--- START SUPPLIED RECORDS ---
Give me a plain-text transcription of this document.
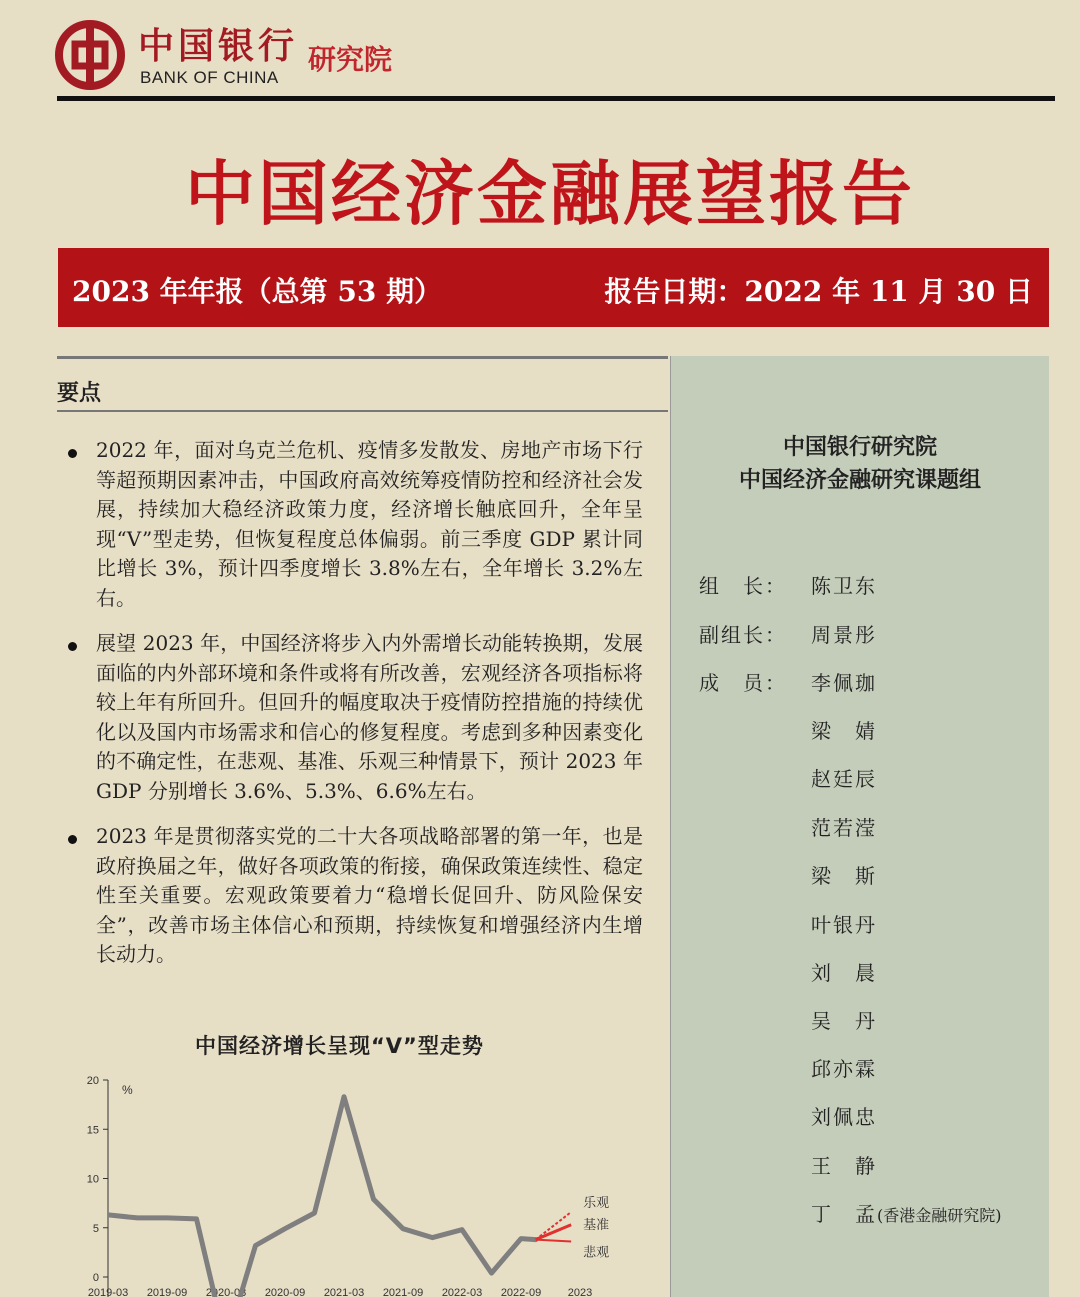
中国银行
BANK OF CHINA
研究院
中国经济金融展望报告
2023 年年报（总第 53 期）	报告日期：2022 年 11 月 30 日
要点
2022 年，面对乌克兰危机、疫情多发散发、房地产市场下行等超预期因素冲击，中国政府高效统筹疫情防控和经济社会发展，持续加大稳经济政策力度，经济增长触底回升，全年呈现“V”型走势，但恢复程度总体偏弱。前三季度 GDP 累计同比增长 3%，预计四季度增长 3.8%左右，全年增长 3.2%左右。
展望 2023 年，中国经济将步入内外需增长动能转换期，发展面临的内外部环境和条件或将有所改善，宏观经济各项指标将较上年有所回升。但回升的幅度取决于疫情防控措施的持续优化以及国内市场需求和信心的修复程度。考虑到多种因素变化的不确定性，在悲观、基准、乐观三种情景下，预计 2023 年 GDP 分别增长 3.6%、5.3%、6.6%左右。
2023 年是贯彻落实党的二十大各项战略部署的第一年，也是政府换届之年，做好各项政策的衔接，确保政策连续性、稳定性至关重要。宏观政策要着力“稳增长促回升、防风险保安全”，改善市场主体信心和预期，持续恢复和增强经济内生增长动力。
中国经济增长呈现“V”型走势
0
5
10
15
20
%
2019-03 2019-09 2020-03 2020-09 2021-03 2021-09 2022-03 2022-09 2023
乐观
基准
悲观
中国银行研究院
中国经济金融研究课题组
组　长： 陈卫东
副组长： 周景彤
成　员： 李佩珈
梁　婧
赵廷辰
范若滢
梁　斯
叶银丹
刘　晨
吴　丹
邱亦霖
刘佩忠
王　静
丁　孟(香港金融研究院)
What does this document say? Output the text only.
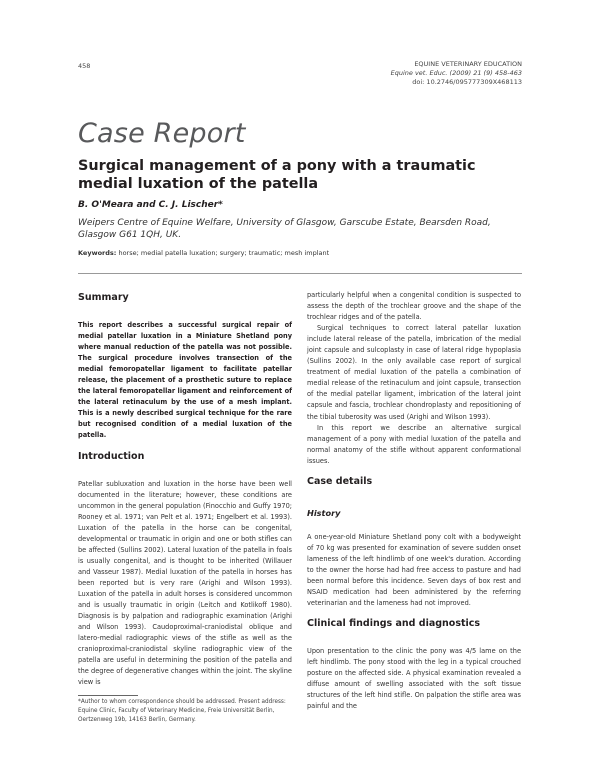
458	EQUINE VETERINARY EDUCATION
Equine vet. Educ. (2009) 21 (9) 458-463
doi: 10.2746/095777309X468113
Case Report
Surgical management of a pony with a traumatic medial luxation of the patella
B. O'Meara and C. J. Lischer*
Weipers Centre of Equine Welfare, University of Glasgow, Garscube Estate, Bearsden Road, Glasgow G61 1QH, UK.
Keywords: horse; medial patella luxation; surgery; traumatic; mesh implant
Summary

This report describes a successful surgical repair of medial patellar luxation in a Miniature Shetland pony where manual reduction of the patella was not possible. The surgical procedure involves transection of the medial femoropatellar ligament to facilitate patellar release, the placement of a prosthetic suture to replace the lateral femoropatellar ligament and reinforcement of the lateral retinaculum by the use of a mesh implant. This is a newly described surgical technique for the rare but recognised condition of a medial luxation of the patella.

Introduction

Patellar subluxation and luxation in the horse have been well documented in the literature; however, these conditions are uncommon in the general population (Finocchio and Guffy 1970; Rooney et al. 1971; van Pelt et al. 1971; Engelbert et al. 1993). Luxation of the patella in the horse can be congenital, developmental or traumatic in origin and one or both stifles can be affected (Sullins 2002). Lateral luxation of the patella in foals is usually congenital, and is thought to be inherited (Willauer and Vasseur 1987). Medial luxation of the patella in horses has been reported but is very rare (Arighi and Wilson 1993). Luxation of the patella in adult horses is considered uncommon and is usually traumatic in origin (Leitch and Kotlikoff 1980). Diagnosis is by palpation and radiographic examination (Arighi and Wilson 1993). Caudoproximal-craniodistal oblique and latero-medial radiographic views of the stifle as well as the cranioproximal-craniodistal skyline radiographic view of the patella are useful in determining the position of the patella and the degree of degenerative changes within the joint. The skyline view is

*Author to whom correspondence should be addressed. Present address: Equine Clinic, Faculty of Veterinary Medicine, Freie Universität Berlin, Oertzenweg 19b, 14163 Berlin, Germany.

particularly helpful when a congenital condition is suspected to assess the depth of the trochlear groove and the shape of the trochlear ridges and of the patella.

Surgical techniques to correct lateral patellar luxation include lateral release of the patella, imbrication of the medial joint capsule and sulcoplasty in case of lateral ridge hypoplasia (Sullins 2002). In the only available case report of surgical treatment of medial luxation of the patella a combination of medial release of the retinaculum and joint capsule, transection of the medial patellar ligament, imbrication of the lateral joint capsule and fascia, trochlear chondroplasty and repositioning of the tibial tuberosity was used (Arighi and Wilson 1993).

In this report we describe an alternative surgical management of a pony with medial luxation of the patella and normal anatomy of the stifle without apparent conformational issues.

Case details
History

A one-year-old Miniature Shetland pony colt with a bodyweight of 70 kg was presented for examination of severe sudden onset lameness of the left hindlimb of one week's duration. According to the owner the horse had had free access to pasture and had been normal before this incidence. Seven days of box rest and NSAID medication had been administered by the referring veterinarian and the lameness had not improved.

Clinical findings and diagnostics

Upon presentation to the clinic the pony was 4/5 lame on the left hindlimb. The pony stood with the leg in a typical crouched posture on the affected side. A physical examination revealed a diffuse amount of swelling associated with the soft tissue structures of the left hind stifle. On palpation the stifle area was painful and the
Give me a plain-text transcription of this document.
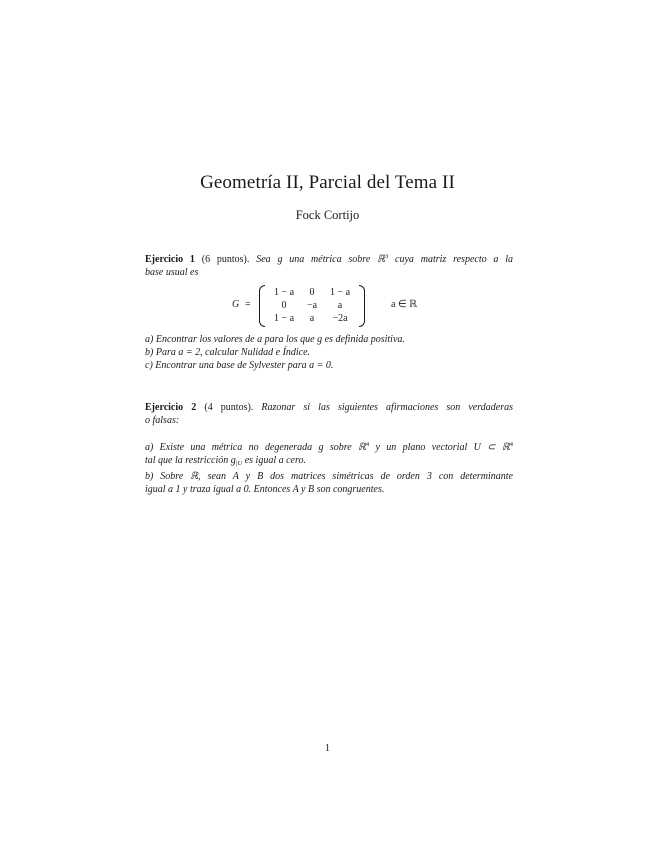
Geometría II, Parcial del Tema II
Fock Cortijo
Ejercicio 1 (6 puntos). Sea g una métrica sobre ℝ$^3$ cuya matriz respecto a la
base usual es
G =
1 − a	0	1 − a
0	−a	a
1 − a	a	−2a
a ∈ ℝ
a) Encontrar los valores de a para los que g es definida positiva.
b) Para a = 2, calcular Nulidad e Índice.
c) Encontrar una base de Sylvester para a = 0.
Ejercicio 2 (4 puntos). Razonar si las siguientes afirmaciones son verdaderas
o falsas:
a) Existe una métrica no degenerada g sobre ℝ$^4$ y un plano vectorial U ⊂ ℝ$^4$
tal que la restricción $g_{|U}$ es igual a cero.
b) Sobre ℝ, sean A y B dos matrices simétricas de orden 3 con determinante
igual a 1 y traza igual a 0. Entonces A y B son congruentes.
1
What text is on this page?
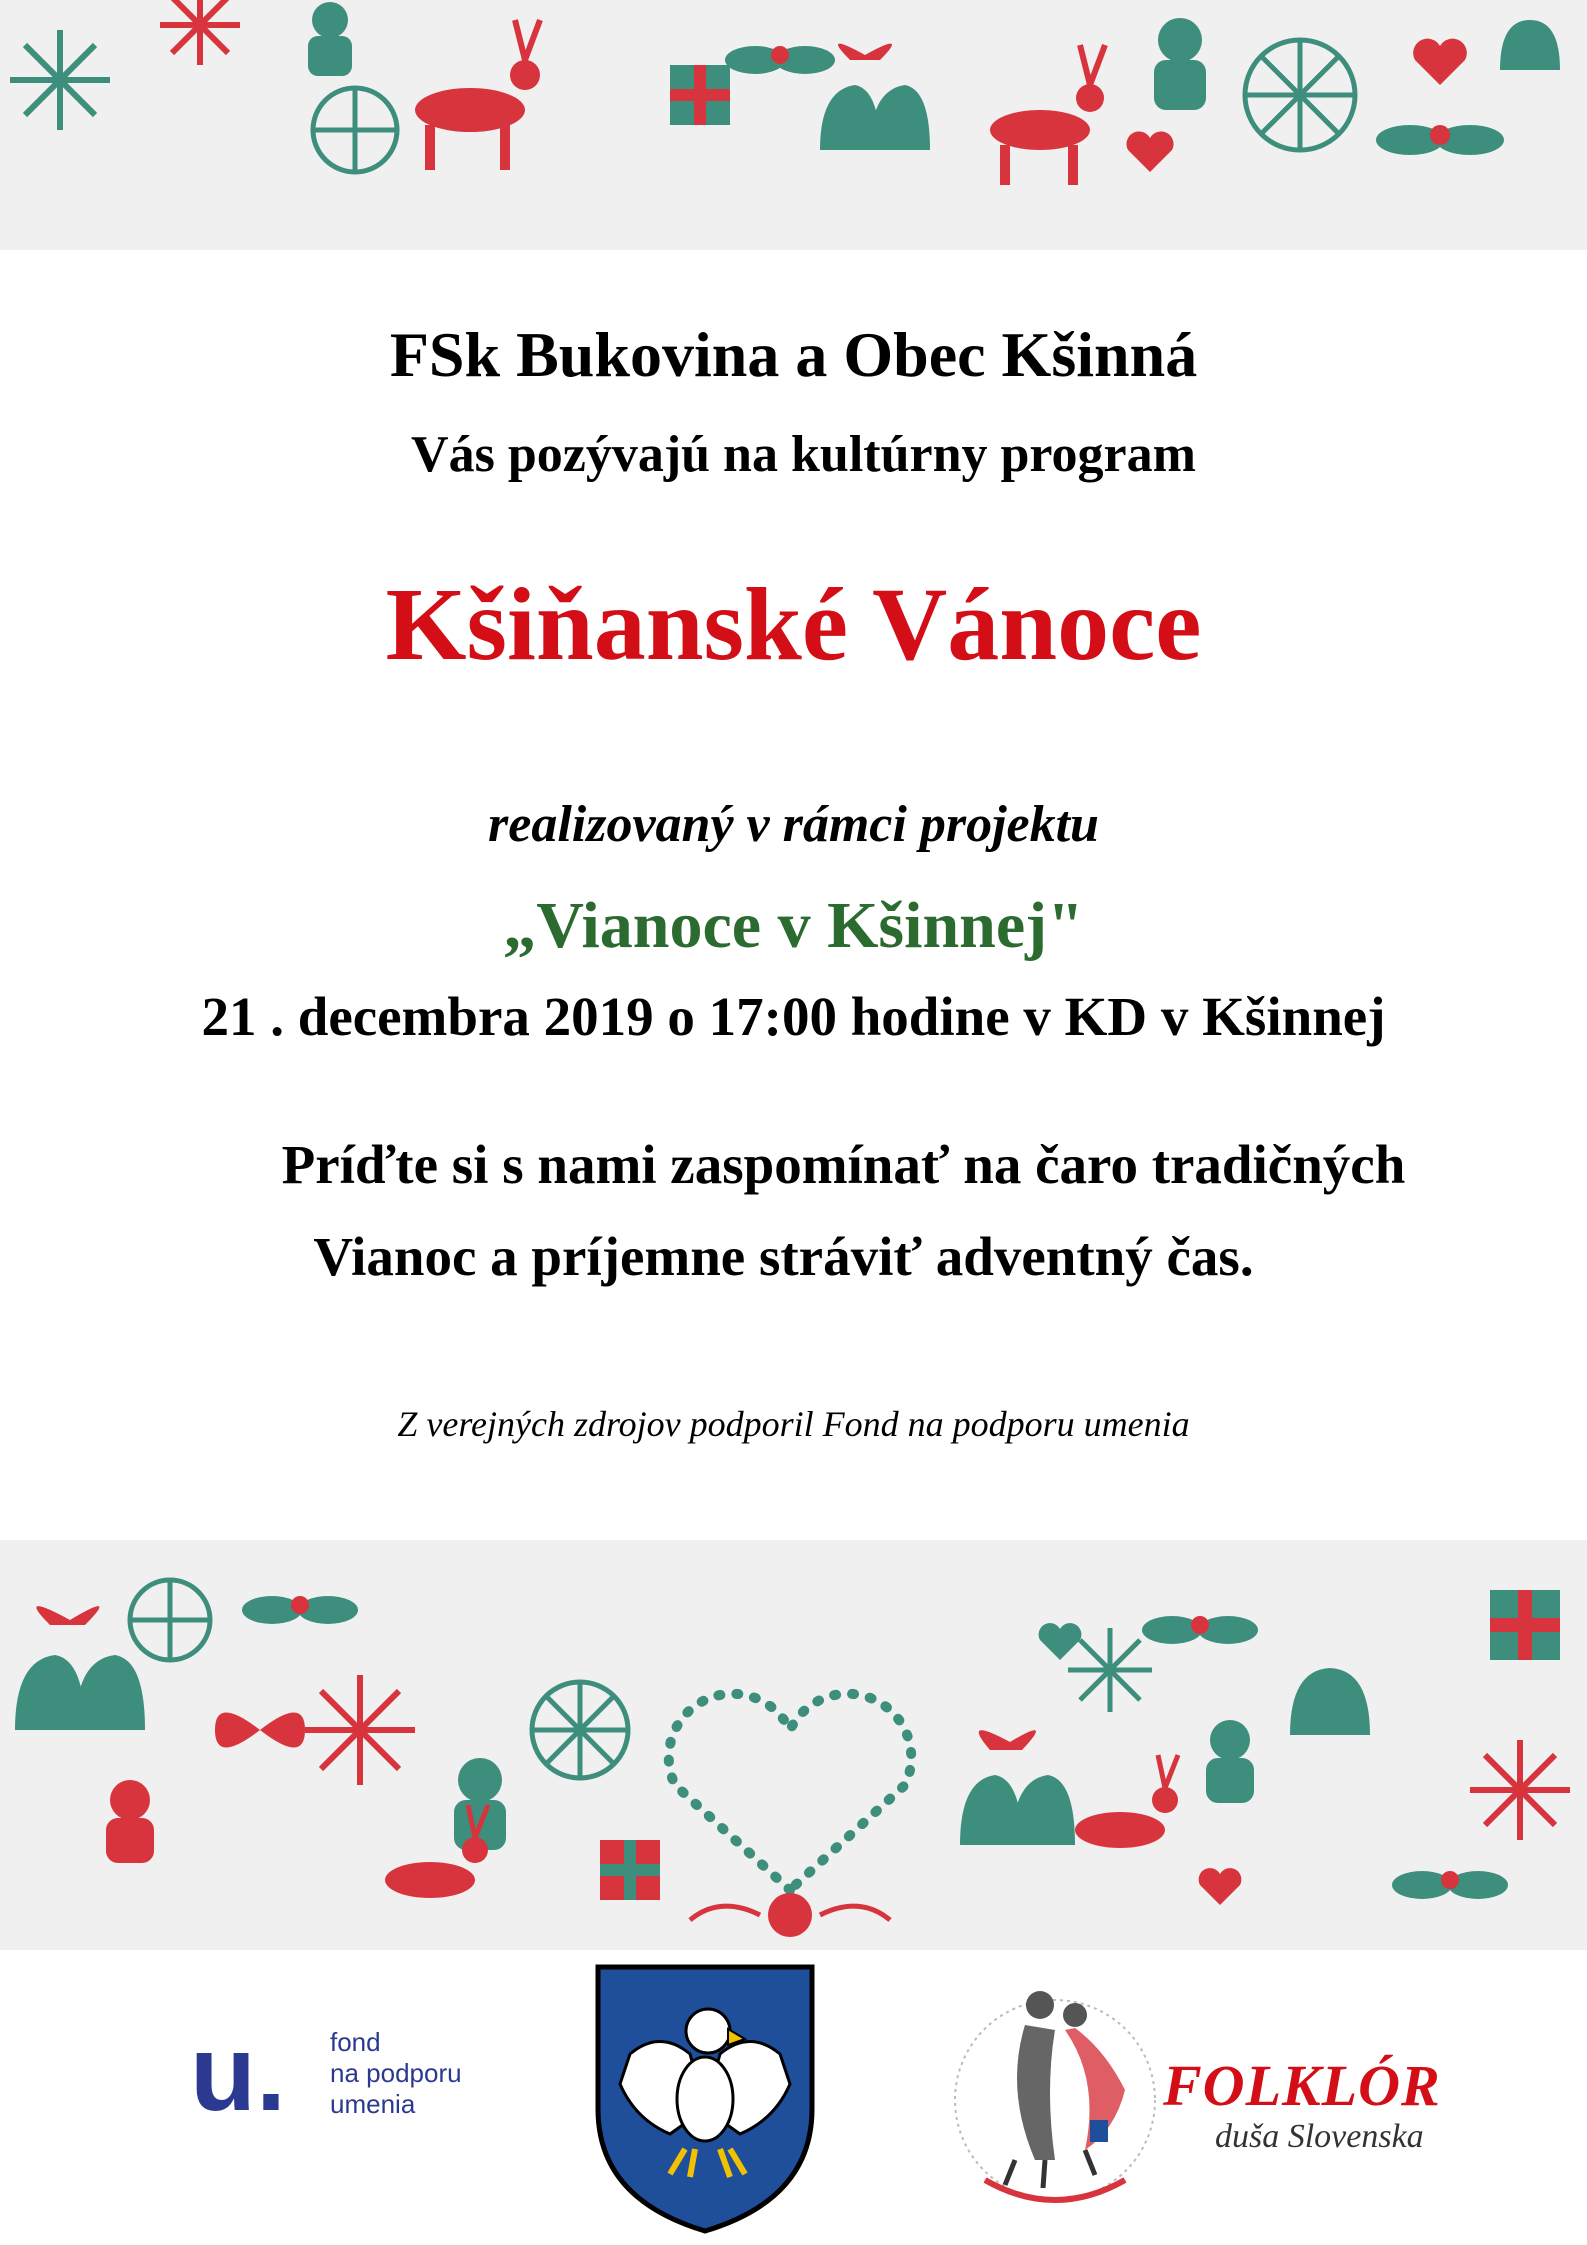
FSk Bukovina a Obec Kšinná

Vás pozývajú na kultúrny program

Kšiňanské Vánoce

realizovaný v rámci projektu

„Vianoce v Kšinnej"

21 . decembra 2019 o 17:00 hodine v KD v Kšinnej

Príďte si s nami zaspomínať na čaro tradičných

Vianoc a príjemne stráviť adventný čas.

Z verejných zdrojov podporil Fond na podporu umenia

u. fond
na podporu
umenia	FOLKLÓR
duša Slovenska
--- END SUPPLIED RECORDS ---
PROBLEM – Reproduce the material above verbatim; omit every picture.

THE REPLY –
Give me a plain-text transcription of this document.
中国银行
BANK OF CHINA
研究院
中国经济金融展望报告
2023 年年报（总第 53 期）	报告日期：2022 年 11 月 30 日
要点
2022 年，面对乌克兰危机、疫情多发散发、房地产市场下行等超预期因素冲击，中国政府高效统筹疫情防控和经济社会发展，持续加大稳经济政策力度，经济增长触底回升，全年呈现“V”型走势，但恢复程度总体偏弱。前三季度 GDP 累计同比增长 3%，预计四季度增长 3.8%左右，全年增长 3.2%左右。
展望 2023 年，中国经济将步入内外需增长动能转换期，发展面临的内外部环境和条件或将有所改善，宏观经济各项指标将较上年有所回升。但回升的幅度取决于疫情防控措施的持续优化以及国内市场需求和信心的修复程度。考虑到多种因素变化的不确定性，在悲观、基准、乐观三种情景下，预计 2023 年 GDP 分别增长 3.6%、5.3%、6.6%左右。
2023 年是贯彻落实党的二十大各项战略部署的第一年，也是政府换届之年，做好各项政策的衔接，确保政策连续性、稳定性至关重要。宏观政策要着力“稳增长促回升、防风险保安全”，改善市场主体信心和预期，持续恢复和增强经济内生增长动力。
中国经济增长呈现“V”型走势
0
5
10
15
20
%
2019-03 2019-09 2020-03 2020-09 2021-03 2021-09 2022-03 2022-09 2023
乐观
基准
悲观
中国银行研究院
中国经济金融研究课题组
组　长： 陈卫东
副组长： 周景彤
成　员： 李佩珈
梁　婧
赵廷辰
范若滢
梁　斯
叶银丹
刘　晨
吴　丹
邱亦霖
刘佩忠
王　静
丁　孟(香港金融研究院)
What does this document say? Output the text only.
458	EQUINE VETERINARY EDUCATION
Equine vet. Educ. (2009) 21 (9) 458-463
doi: 10.2746/095777309X468113
Case Report
Surgical management of a pony with a traumatic medial luxation of the patella
B. O'Meara and C. J. Lischer*
Weipers Centre of Equine Welfare, University of Glasgow, Garscube Estate, Bearsden Road, Glasgow G61 1QH, UK.
Keywords: horse; medial patella luxation; surgery; traumatic; mesh implant
Summary

This report describes a successful surgical repair of medial patellar luxation in a Miniature Shetland pony where manual reduction of the patella was not possible. The surgical procedure involves transection of the medial femoropatellar ligament to facilitate patellar release, the placement of a prosthetic suture to replace the lateral femoropatellar ligament and reinforcement of the lateral retinaculum by the use of a mesh implant. This is a newly described surgical technique for the rare but recognised condition of a medial luxation of the patella.

Introduction

Patellar subluxation and luxation in the horse have been well documented in the literature; however, these conditions are uncommon in the general population (Finocchio and Guffy 1970; Rooney et al. 1971; van Pelt et al. 1971; Engelbert et al. 1993). Luxation of the patella in the horse can be congenital, developmental or traumatic in origin and one or both stifles can be affected (Sullins 2002). Lateral luxation of the patella in foals is usually congenital, and is thought to be inherited (Willauer and Vasseur 1987). Medial luxation of the patella in horses has been reported but is very rare (Arighi and Wilson 1993). Luxation of the patella in adult horses is considered uncommon and is usually traumatic in origin (Leitch and Kotlikoff 1980). Diagnosis is by palpation and radiographic examination (Arighi and Wilson 1993). Caudoproximal-craniodistal oblique and latero-medial radiographic views of the stifle as well as the cranioproximal-craniodistal skyline radiographic view of the patella are useful in determining the position of the patella and the degree of degenerative changes within the joint. The skyline view is

*Author to whom correspondence should be addressed. Present address: Equine Clinic, Faculty of Veterinary Medicine, Freie Universität Berlin, Oertzenweg 19b, 14163 Berlin, Germany.

particularly helpful when a congenital condition is suspected to assess the depth of the trochlear groove and the shape of the trochlear ridges and of the patella.

Surgical techniques to correct lateral patellar luxation include lateral release of the patella, imbrication of the medial joint capsule and sulcoplasty in case of lateral ridge hypoplasia (Sullins 2002). In the only available case report of surgical treatment of medial luxation of the patella a combination of medial release of the retinaculum and joint capsule, transection of the medial patellar ligament, imbrication of the lateral joint capsule and fascia, trochlear chondroplasty and repositioning of the tibial tuberosity was used (Arighi and Wilson 1993).

In this report we describe an alternative surgical management of a pony with medial luxation of the patella and normal anatomy of the stifle without apparent conformational issues.

Case details
History

A one-year-old Miniature Shetland pony colt with a bodyweight of 70 kg was presented for examination of severe sudden onset lameness of the left hindlimb of one week's duration. According to the owner the horse had had free access to pasture and had been normal before this incidence. Seven days of box rest and NSAID medication had been administered by the referring veterinarian and the lameness had not improved.

Clinical findings and diagnostics

Upon presentation to the clinic the pony was 4/5 lame on the left hindlimb. The pony stood with the leg in a typical crouched posture on the affected side. A physical examination revealed a diffuse amount of swelling associated with the soft tissue structures of the left hind stifle. On palpation the stifle area was painful and the
Give me a plain-text transcription of this document.
Geometría II, Parcial del Tema II
Fock Cortijo
Ejercicio 1 (6 puntos). Sea g una métrica sobre ℝ$^3$ cuya matriz respecto a la
base usual es
G =
1 − a	0	1 − a
0	−a	a
1 − a	a	−2a
a ∈ ℝ
a) Encontrar los valores de a para los que g es definida positiva.
b) Para a = 2, calcular Nulidad e Índice.
c) Encontrar una base de Sylvester para a = 0.
Ejercicio 2 (4 puntos). Razonar si las siguientes afirmaciones son verdaderas
o falsas:
a) Existe una métrica no degenerada g sobre ℝ$^4$ y un plano vectorial U ⊂ ℝ$^4$
tal que la restricción $g_{|U}$ es igual a cero.
b) Sobre ℝ, sean A y B dos matrices simétricas de orden 3 con determinante
igual a 1 y traza igual a 0. Entonces A y B son congruentes.
1
What text is on this page?
FSk Bukovina a Obec Kšinná

Vás pozývajú na kultúrny program

Kšiňanské Vánoce

realizovaný v rámci projektu

„Vianoce v Kšinnej"

21 . decembra 2019 o 17:00 hodine v KD v Kšinnej

Príďte si s nami zaspomínať na čaro tradičných

Vianoc a príjemne stráviť adventný čas.

Z verejných zdrojov podporil Fond na podporu umenia

u. fond
na podporu
umenia	FOLKLÓR
duša Slovenska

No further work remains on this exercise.